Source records
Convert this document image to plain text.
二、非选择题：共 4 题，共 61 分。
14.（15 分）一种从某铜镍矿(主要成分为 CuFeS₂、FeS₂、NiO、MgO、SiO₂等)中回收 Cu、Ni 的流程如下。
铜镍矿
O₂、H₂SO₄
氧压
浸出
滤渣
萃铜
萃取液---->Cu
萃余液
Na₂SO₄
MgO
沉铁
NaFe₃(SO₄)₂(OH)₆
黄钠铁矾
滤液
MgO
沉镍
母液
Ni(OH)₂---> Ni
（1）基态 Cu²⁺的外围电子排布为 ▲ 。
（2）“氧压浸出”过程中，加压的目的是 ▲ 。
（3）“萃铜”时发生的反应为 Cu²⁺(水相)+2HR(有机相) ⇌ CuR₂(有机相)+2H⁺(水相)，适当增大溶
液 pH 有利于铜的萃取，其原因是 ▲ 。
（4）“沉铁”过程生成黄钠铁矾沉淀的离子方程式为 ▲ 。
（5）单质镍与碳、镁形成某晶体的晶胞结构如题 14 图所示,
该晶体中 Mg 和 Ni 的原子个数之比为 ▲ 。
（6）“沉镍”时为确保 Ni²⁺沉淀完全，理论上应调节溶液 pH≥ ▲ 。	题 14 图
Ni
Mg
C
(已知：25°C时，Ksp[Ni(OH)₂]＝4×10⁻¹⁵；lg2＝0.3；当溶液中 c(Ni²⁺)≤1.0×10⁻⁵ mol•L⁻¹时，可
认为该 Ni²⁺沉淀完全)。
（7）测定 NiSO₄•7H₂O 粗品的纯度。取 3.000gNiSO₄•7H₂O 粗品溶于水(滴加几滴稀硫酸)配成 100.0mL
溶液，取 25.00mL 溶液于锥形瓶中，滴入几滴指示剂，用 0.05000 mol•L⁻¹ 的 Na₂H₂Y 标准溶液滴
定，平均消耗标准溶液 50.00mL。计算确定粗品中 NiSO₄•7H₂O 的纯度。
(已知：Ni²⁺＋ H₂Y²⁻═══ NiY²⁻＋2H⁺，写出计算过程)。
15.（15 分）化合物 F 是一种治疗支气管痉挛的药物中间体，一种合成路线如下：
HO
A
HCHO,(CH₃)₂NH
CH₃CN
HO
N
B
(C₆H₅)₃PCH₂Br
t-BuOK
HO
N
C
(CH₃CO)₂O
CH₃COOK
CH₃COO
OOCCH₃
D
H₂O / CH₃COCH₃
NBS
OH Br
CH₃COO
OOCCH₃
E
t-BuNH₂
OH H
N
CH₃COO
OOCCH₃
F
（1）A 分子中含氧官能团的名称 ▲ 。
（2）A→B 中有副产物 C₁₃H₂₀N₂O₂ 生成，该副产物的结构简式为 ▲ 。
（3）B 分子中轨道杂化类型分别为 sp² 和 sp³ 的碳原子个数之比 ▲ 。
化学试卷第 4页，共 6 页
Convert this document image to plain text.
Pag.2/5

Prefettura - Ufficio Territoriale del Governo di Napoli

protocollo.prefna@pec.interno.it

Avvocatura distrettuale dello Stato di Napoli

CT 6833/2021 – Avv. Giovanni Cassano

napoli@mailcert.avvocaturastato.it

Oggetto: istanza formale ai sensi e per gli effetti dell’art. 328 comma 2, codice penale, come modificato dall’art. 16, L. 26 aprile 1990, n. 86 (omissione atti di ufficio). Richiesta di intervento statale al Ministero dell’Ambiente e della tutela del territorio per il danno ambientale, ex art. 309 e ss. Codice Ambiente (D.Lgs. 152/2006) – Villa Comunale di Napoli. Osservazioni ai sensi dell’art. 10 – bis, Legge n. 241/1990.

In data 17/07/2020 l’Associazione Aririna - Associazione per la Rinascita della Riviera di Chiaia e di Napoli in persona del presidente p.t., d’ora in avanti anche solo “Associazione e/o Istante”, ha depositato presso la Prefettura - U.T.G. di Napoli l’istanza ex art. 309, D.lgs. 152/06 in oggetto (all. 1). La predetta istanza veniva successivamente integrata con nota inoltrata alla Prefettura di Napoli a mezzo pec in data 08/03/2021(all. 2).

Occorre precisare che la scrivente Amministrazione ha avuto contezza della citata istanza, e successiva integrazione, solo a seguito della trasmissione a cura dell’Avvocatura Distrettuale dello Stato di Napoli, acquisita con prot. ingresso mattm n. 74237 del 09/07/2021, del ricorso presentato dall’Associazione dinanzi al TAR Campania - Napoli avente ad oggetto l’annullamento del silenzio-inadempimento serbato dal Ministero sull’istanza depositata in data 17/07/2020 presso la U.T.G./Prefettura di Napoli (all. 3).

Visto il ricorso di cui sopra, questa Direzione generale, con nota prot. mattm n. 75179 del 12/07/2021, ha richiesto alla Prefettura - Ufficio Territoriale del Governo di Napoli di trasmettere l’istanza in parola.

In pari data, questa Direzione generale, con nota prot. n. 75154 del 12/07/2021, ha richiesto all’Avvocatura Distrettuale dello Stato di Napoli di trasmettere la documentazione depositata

▸ **Requirement**
Faithfully transcribe the whole of the data.

▸ **The reply**
Convert this document image to plain text.
二、非选择题：共 4 题，共 61 分。
14.（15 分）一种从某铜镍矿(主要成分为 CuFeS₂、FeS₂、NiO、MgO、SiO₂等)中回收 Cu、Ni 的流程如下。
铜镍矿
O₂、H₂SO₄
氧压
浸出
滤渣
萃铜
萃取液---->Cu
萃余液
Na₂SO₄
MgO
沉铁
NaFe₃(SO₄)₂(OH)₆
黄钠铁矾
滤液
MgO
沉镍
母液
Ni(OH)₂---> Ni
（1）基态 Cu²⁺的外围电子排布为 ▲ 。
（2）“氧压浸出”过程中，加压的目的是 ▲ 。
（3）“萃铜”时发生的反应为 Cu²⁺(水相)+2HR(有机相) ⇌ CuR₂(有机相)+2H⁺(水相)，适当增大溶
液 pH 有利于铜的萃取，其原因是 ▲ 。
（4）“沉铁”过程生成黄钠铁矾沉淀的离子方程式为 ▲ 。
（5）单质镍与碳、镁形成某晶体的晶胞结构如题 14 图所示,
该晶体中 Mg 和 Ni 的原子个数之比为 ▲ 。
（6）“沉镍”时为确保 Ni²⁺沉淀完全，理论上应调节溶液 pH≥ ▲ 。	题 14 图
Ni
Mg
C
(已知：25°C时，Ksp[Ni(OH)₂]＝4×10⁻¹⁵；lg2＝0.3；当溶液中 c(Ni²⁺)≤1.0×10⁻⁵ mol•L⁻¹时，可
认为该 Ni²⁺沉淀完全)。
（7）测定 NiSO₄•7H₂O 粗品的纯度。取 3.000gNiSO₄•7H₂O 粗品溶于水(滴加几滴稀硫酸)配成 100.0mL
溶液，取 25.00mL 溶液于锥形瓶中，滴入几滴指示剂，用 0.05000 mol•L⁻¹ 的 Na₂H₂Y 标准溶液滴
定，平均消耗标准溶液 50.00mL。计算确定粗品中 NiSO₄•7H₂O 的纯度。
(已知：Ni²⁺＋ H₂Y²⁻═══ NiY²⁻＋2H⁺，写出计算过程)。
15.（15 分）化合物 F 是一种治疗支气管痉挛的药物中间体，一种合成路线如下：
HO
A
HCHO,(CH₃)₂NH
CH₃CN
HO
N
B
(C₆H₅)₃PCH₂Br
t-BuOK
HO
N
C
(CH₃CO)₂O
CH₃COOK
CH₃COO
OOCCH₃
D
H₂O / CH₃COCH₃
NBS
OH Br
CH₃COO
OOCCH₃
E
t-BuNH₂
OH H
N
CH₃COO
OOCCH₃
F
（1）A 分子中含氧官能团的名称 ▲ 。
（2）A→B 中有副产物 C₁₃H₂₀N₂O₂ 生成，该副产物的结构简式为 ▲ 。
（3）B 分子中轨道杂化类型分别为 sp² 和 sp³ 的碳原子个数之比 ▲ 。
化学试卷第 4页，共 6 页
Convert this document image to plain text.
Pag.2/5

Prefettura - Ufficio Territoriale del Governo di Napoli

protocollo.prefna@pec.interno.it

Avvocatura distrettuale dello Stato di Napoli

CT 6833/2021 – Avv. Giovanni Cassano

napoli@mailcert.avvocaturastato.it

Oggetto: istanza formale ai sensi e per gli effetti dell’art. 328 comma 2, codice penale, come modificato dall’art. 16, L. 26 aprile 1990, n. 86 (omissione atti di ufficio). Richiesta di intervento statale al Ministero dell’Ambiente e della tutela del territorio per il danno ambientale, ex art. 309 e ss. Codice Ambiente (D.Lgs. 152/2006) – Villa Comunale di Napoli. Osservazioni ai sensi dell’art. 10 – bis, Legge n. 241/1990.

In data 17/07/2020 l’Associazione Aririna - Associazione per la Rinascita della Riviera di Chiaia e di Napoli in persona del presidente p.t., d’ora in avanti anche solo “Associazione e/o Istante”, ha depositato presso la Prefettura - U.T.G. di Napoli l’istanza ex art. 309, D.lgs. 152/06 in oggetto (all. 1). La predetta istanza veniva successivamente integrata con nota inoltrata alla Prefettura di Napoli a mezzo pec in data 08/03/2021(all. 2).

Occorre precisare che la scrivente Amministrazione ha avuto contezza della citata istanza, e successiva integrazione, solo a seguito della trasmissione a cura dell’Avvocatura Distrettuale dello Stato di Napoli, acquisita con prot. ingresso mattm n. 74237 del 09/07/2021, del ricorso presentato dall’Associazione dinanzi al TAR Campania - Napoli avente ad oggetto l’annullamento del silenzio-inadempimento serbato dal Ministero sull’istanza depositata in data 17/07/2020 presso la U.T.G./Prefettura di Napoli (all. 3).

Visto il ricorso di cui sopra, questa Direzione generale, con nota prot. mattm n. 75179 del 12/07/2021, ha richiesto alla Prefettura - Ufficio Territoriale del Governo di Napoli di trasmettere l’istanza in parola.

In pari data, questa Direzione generale, con nota prot. n. 75154 del 12/07/2021, ha richiesto all’Avvocatura Distrettuale dello Stato di Napoli di trasmettere la documentazione depositata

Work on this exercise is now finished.